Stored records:
◆ ◆ ◆ ◆ ◆ ◆ ◆
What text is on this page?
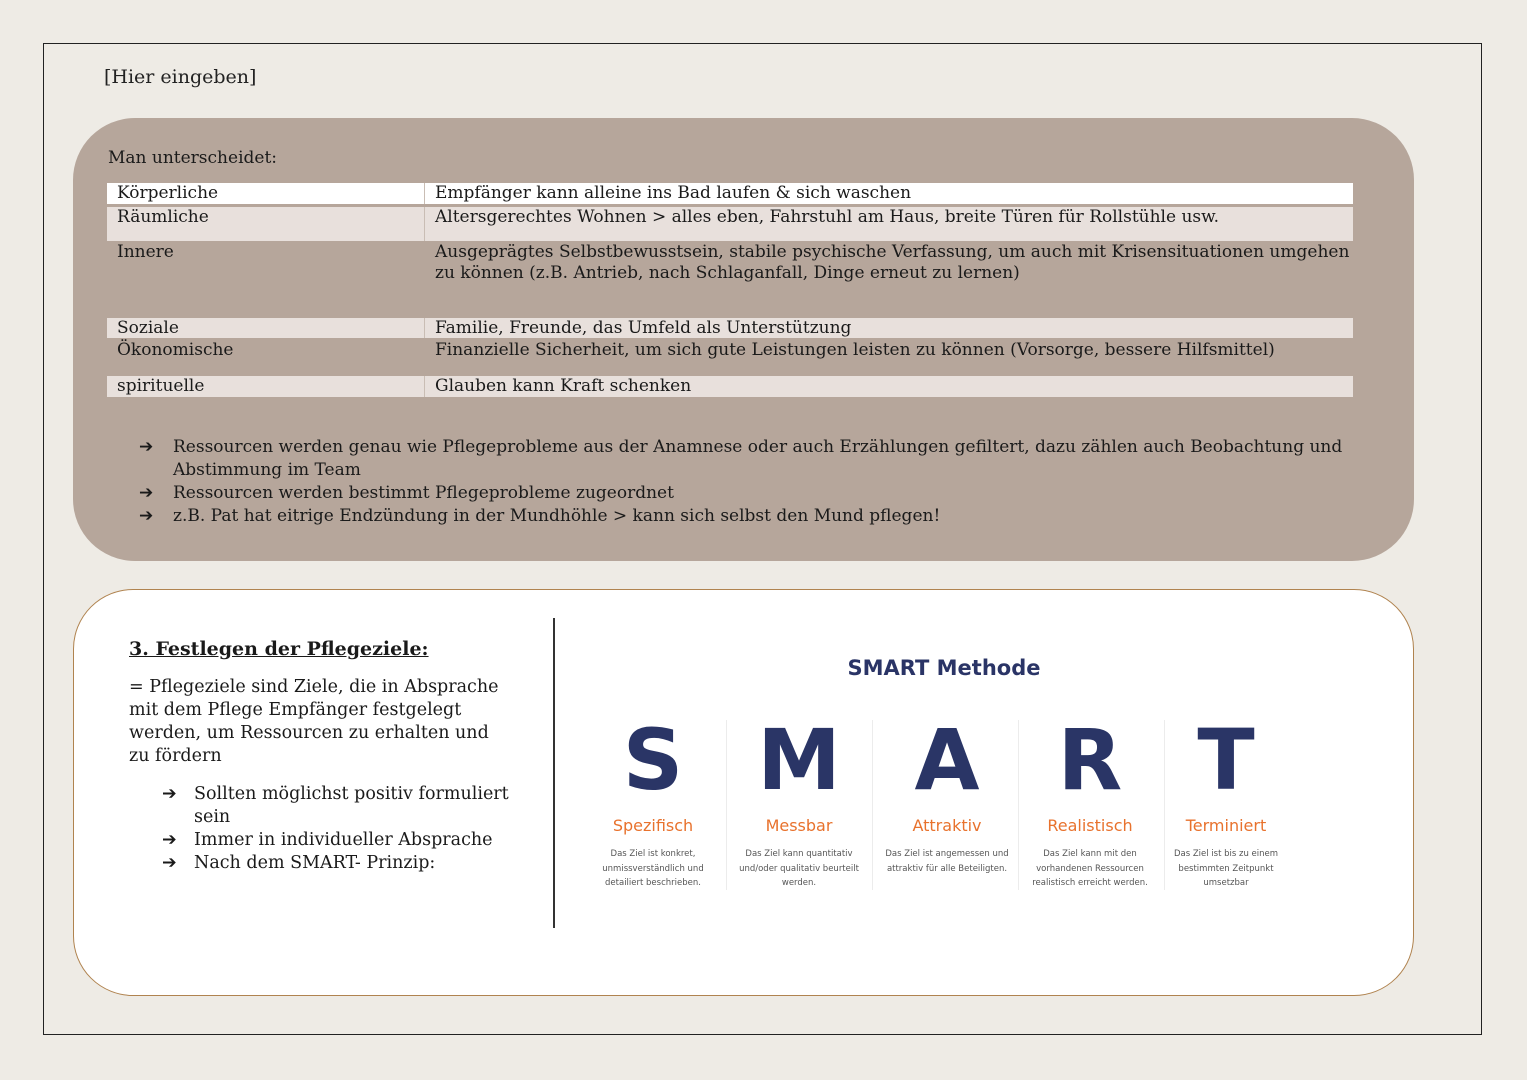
[Hier eingeben]
Man unterscheidet:
Körperliche	Empfänger kann alleine ins Bad laufen & sich waschen
Räumliche	Altersgerechtes Wohnen > alles eben, Fahrstuhl am Haus, breite Türen für Rollstühle usw.
Innere	Ausgeprägtes Selbstbewusstsein, stabile psychische Verfassung, um auch mit Krisensituationen umgehen zu können (z.B. Antrieb, nach Schlaganfall, Dinge erneut zu lernen)
Soziale	Familie, Freunde, das Umfeld als Unterstützung
Ökonomische	Finanzielle Sicherheit, um sich gute Leistungen leisten zu können (Vorsorge, bessere Hilfsmittel)
spirituelle	Glauben kann Kraft schenken
➔ Ressourcen werden genau wie Pflegeprobleme aus der Anamnese oder auch Erzählungen gefiltert, dazu zählen auch Beobachtung und Abstimmung im Team
➔ Ressourcen werden bestimmt Pflegeprobleme zugeordnet
➔ z.B. Pat hat eitrige Endzündung in der Mundhöhle > kann sich selbst den Mund pflegen!
3. Festlegen der Pflegeziele:
= Pflegeziele sind Ziele, die in Absprache mit dem Pflege Empfänger festgelegt werden, um Ressourcen zu erhalten und zu fördern
➔ Sollten möglichst positiv formuliert sein
➔ Immer in individueller Absprache
➔ Nach dem SMART- Prinzip:
SMART Methode
S
Spezifisch
Das Ziel ist konkret, unmissverständlich und detailiert beschrieben.
M
Messbar
Das Ziel kann quantitativ und/oder qualitativ beurteilt werden.
A
Attraktiv
Das Ziel ist angemessen und attraktiv für alle Beteiligten.
R
Realistisch
Das Ziel kann mit den vorhandenen Ressourcen realistisch erreicht werden.
T
Terminiert
Das Ziel ist bis zu einem bestimmten Zeitpunkt umsetzbar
◆ ◆ ◆ ◆ ◆ ◆ ◆
_AIM:_ Transcribe the listing in full. Omit the pictures and keep every line exact.

_OUTPUT FOR THIS TASK:_
What text is on this page?
[Hier eingeben]
Man unterscheidet:
Körperliche	Empfänger kann alleine ins Bad laufen & sich waschen
Räumliche	Altersgerechtes Wohnen > alles eben, Fahrstuhl am Haus, breite Türen für Rollstühle usw.
Innere	Ausgeprägtes Selbstbewusstsein, stabile psychische Verfassung, um auch mit Krisensituationen umgehen zu können (z.B. Antrieb, nach Schlaganfall, Dinge erneut zu lernen)
Soziale	Familie, Freunde, das Umfeld als Unterstützung
Ökonomische	Finanzielle Sicherheit, um sich gute Leistungen leisten zu können (Vorsorge, bessere Hilfsmittel)
spirituelle	Glauben kann Kraft schenken
➔ Ressourcen werden genau wie Pflegeprobleme aus der Anamnese oder auch Erzählungen gefiltert, dazu zählen auch Beobachtung und Abstimmung im Team
➔ Ressourcen werden bestimmt Pflegeprobleme zugeordnet
➔ z.B. Pat hat eitrige Endzündung in der Mundhöhle > kann sich selbst den Mund pflegen!
3. Festlegen der Pflegeziele:
= Pflegeziele sind Ziele, die in Absprache mit dem Pflege Empfänger festgelegt werden, um Ressourcen zu erhalten und zu fördern
➔ Sollten möglichst positiv formuliert sein
➔ Immer in individueller Absprache
➔ Nach dem SMART- Prinzip:
SMART Methode
S
Spezifisch
Das Ziel ist konkret, unmissverständlich und detailiert beschrieben.
M
Messbar
Das Ziel kann quantitativ und/oder qualitativ beurteilt werden.
A
Attraktiv
Das Ziel ist angemessen und attraktiv für alle Beteiligten.
R
Realistisch
Das Ziel kann mit den vorhandenen Ressourcen realistisch erreicht werden.
T
Terminiert
Das Ziel ist bis zu einem bestimmten Zeitpunkt umsetzbar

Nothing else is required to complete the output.